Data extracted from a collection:
§
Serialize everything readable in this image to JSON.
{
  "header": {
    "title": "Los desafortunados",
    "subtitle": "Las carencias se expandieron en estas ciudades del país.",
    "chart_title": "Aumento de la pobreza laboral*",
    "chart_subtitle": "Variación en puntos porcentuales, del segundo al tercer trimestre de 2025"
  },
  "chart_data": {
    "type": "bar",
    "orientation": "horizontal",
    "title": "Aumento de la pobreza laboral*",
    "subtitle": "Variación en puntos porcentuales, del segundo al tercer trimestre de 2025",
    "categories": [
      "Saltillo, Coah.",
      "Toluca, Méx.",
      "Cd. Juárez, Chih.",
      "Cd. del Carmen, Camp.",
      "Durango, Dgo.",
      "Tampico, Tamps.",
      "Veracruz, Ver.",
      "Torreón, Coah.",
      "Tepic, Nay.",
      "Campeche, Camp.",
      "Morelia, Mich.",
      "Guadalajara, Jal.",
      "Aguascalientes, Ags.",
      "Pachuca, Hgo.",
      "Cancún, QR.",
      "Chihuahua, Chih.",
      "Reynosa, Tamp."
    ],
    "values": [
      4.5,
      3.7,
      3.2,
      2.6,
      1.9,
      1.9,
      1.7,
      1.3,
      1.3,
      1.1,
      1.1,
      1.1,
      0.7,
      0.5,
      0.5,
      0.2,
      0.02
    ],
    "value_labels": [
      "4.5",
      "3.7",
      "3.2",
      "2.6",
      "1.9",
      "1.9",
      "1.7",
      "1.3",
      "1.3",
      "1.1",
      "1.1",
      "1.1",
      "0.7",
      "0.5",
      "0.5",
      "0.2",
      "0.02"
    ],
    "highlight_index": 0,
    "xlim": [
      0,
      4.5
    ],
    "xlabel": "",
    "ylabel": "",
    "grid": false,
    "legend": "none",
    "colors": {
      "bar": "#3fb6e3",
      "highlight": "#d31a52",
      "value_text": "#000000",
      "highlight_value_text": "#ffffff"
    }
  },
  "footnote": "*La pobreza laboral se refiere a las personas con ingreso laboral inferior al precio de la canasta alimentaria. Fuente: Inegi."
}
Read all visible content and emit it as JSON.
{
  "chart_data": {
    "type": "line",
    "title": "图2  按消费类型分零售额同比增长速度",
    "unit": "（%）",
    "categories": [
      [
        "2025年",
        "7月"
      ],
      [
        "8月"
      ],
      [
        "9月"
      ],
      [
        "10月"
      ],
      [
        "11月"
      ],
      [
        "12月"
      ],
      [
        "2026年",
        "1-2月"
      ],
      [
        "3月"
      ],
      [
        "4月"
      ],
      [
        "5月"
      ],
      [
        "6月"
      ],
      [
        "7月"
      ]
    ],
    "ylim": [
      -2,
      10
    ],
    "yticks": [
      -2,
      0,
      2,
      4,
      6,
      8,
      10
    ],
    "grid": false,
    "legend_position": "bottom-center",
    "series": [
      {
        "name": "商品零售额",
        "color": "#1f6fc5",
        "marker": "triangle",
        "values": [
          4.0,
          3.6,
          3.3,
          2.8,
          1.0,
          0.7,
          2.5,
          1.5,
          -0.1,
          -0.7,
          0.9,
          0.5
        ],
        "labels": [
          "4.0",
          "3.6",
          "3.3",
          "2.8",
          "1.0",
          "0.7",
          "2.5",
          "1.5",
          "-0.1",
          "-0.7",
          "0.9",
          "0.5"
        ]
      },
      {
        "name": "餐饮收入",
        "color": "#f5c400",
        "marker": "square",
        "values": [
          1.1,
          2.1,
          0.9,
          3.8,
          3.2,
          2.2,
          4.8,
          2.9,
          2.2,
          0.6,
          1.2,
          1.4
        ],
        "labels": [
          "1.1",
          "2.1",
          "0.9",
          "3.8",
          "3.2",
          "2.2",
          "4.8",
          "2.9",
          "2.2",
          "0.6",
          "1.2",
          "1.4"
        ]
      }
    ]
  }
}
§
» Aim
Take every line from the records above that has the word "Variación" and copy it.

» Answer to this task
    "chart_subtitle": "Variación en puntos porcentuales, del segundo al tercer trimestre de 2025"
    "subtitle": "Variación en puntos porcentuales, del segundo al tercer trimestre de 2025",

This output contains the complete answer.